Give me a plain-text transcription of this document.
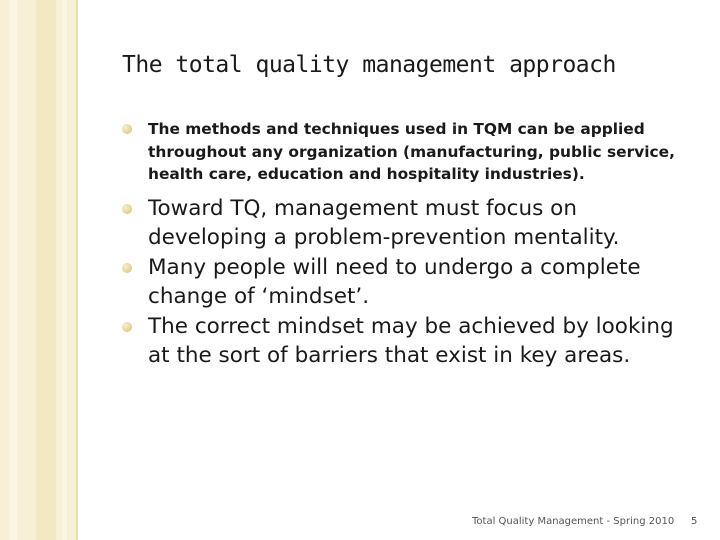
The total quality management approach
The methods and techniques used in TQM can be applied throughout any organization (manufacturing, public service, health care, education and hospitality industries).
Toward TQ, management must focus on developing a problem-prevention mentality.
Many people will need to undergo a complete change of ‘mindset’.
The correct mindset may be achieved by looking at the sort of barriers that exist in key areas.
Total Quality Management - Spring 2010 5
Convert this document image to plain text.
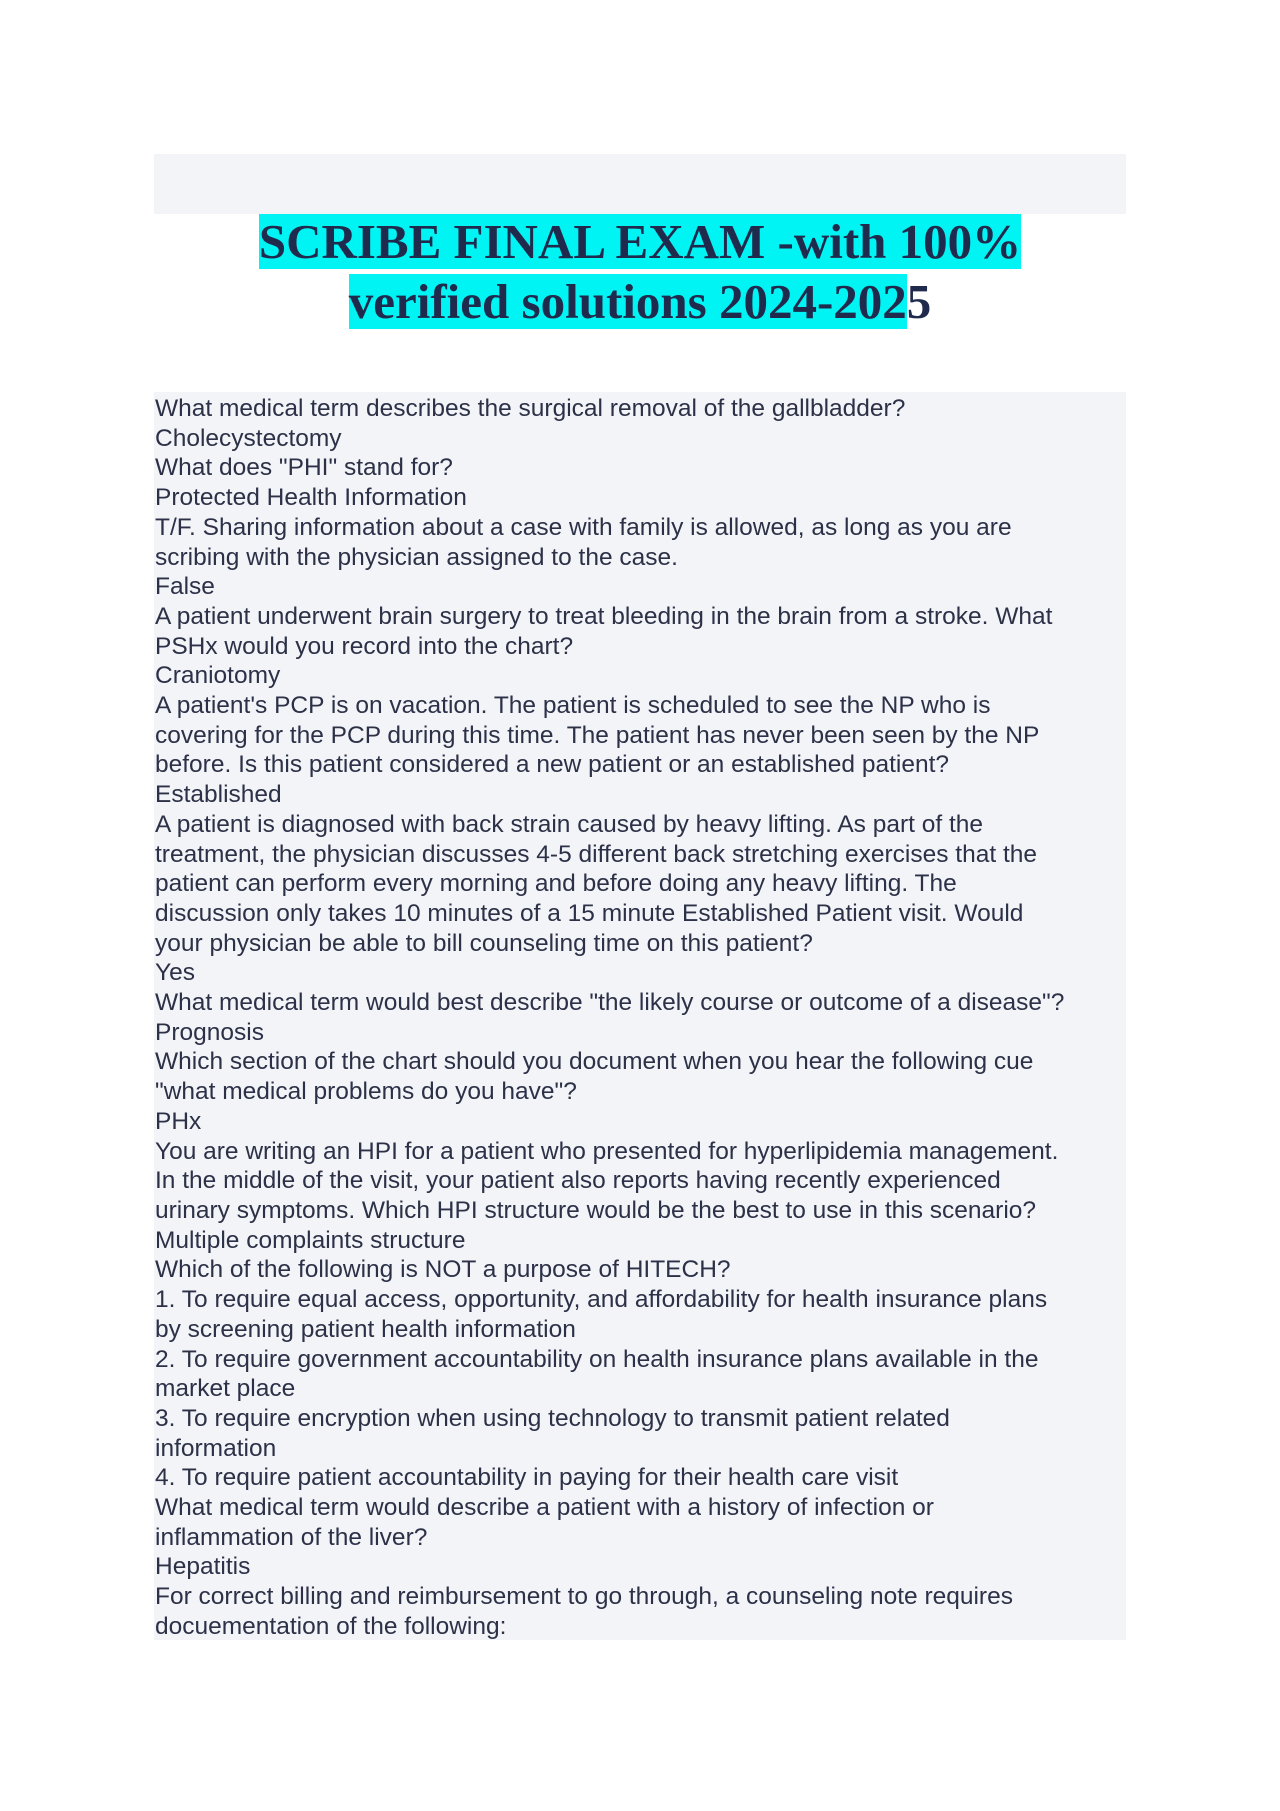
SCRIBE FINAL EXAM -with 100%
verified solutions 2024-2025

What medical term describes the surgical removal of the gallbladder?

Cholecystectomy

What does "PHI" stand for?

Protected Health Information

T/F. Sharing information about a case with family is allowed, as long as you are

scribing with the physician assigned to the case.

False

A patient underwent brain surgery to treat bleeding in the brain from a stroke. What

PSHx would you record into the chart?

Craniotomy

A patient's PCP is on vacation. The patient is scheduled to see the NP who is

covering for the PCP during this time. The patient has never been seen by the NP

before. Is this patient considered a new patient or an established patient?

Established

A patient is diagnosed with back strain caused by heavy lifting. As part of the

treatment, the physician discusses 4-5 different back stretching exercises that the

patient can perform every morning and before doing any heavy lifting. The

discussion only takes 10 minutes of a 15 minute Established Patient visit. Would

your physician be able to bill counseling time on this patient?

Yes

What medical term would best describe "the likely course or outcome of a disease"?

Prognosis

Which section of the chart should you document when you hear the following cue

"what medical problems do you have"?

PHx

You are writing an HPI for a patient who presented for hyperlipidemia management.

In the middle of the visit, your patient also reports having recently experienced

urinary symptoms. Which HPI structure would be the best to use in this scenario?

Multiple complaints structure

Which of the following is NOT a purpose of HITECH?

1. To require equal access, opportunity, and affordability for health insurance plans

by screening patient health information

2. To require government accountability on health insurance plans available in the

market place

3. To require encryption when using technology to transmit patient related

information

4. To require patient accountability in paying for their health care visit

What medical term would describe a patient with a history of infection or

inflammation of the liver?

Hepatitis

For correct billing and reimbursement to go through, a counseling note requires

docuementation of the following:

===

Your objective -> Count how many lines in the data contain the word "document", giving the number without comment.

Written answer -> 3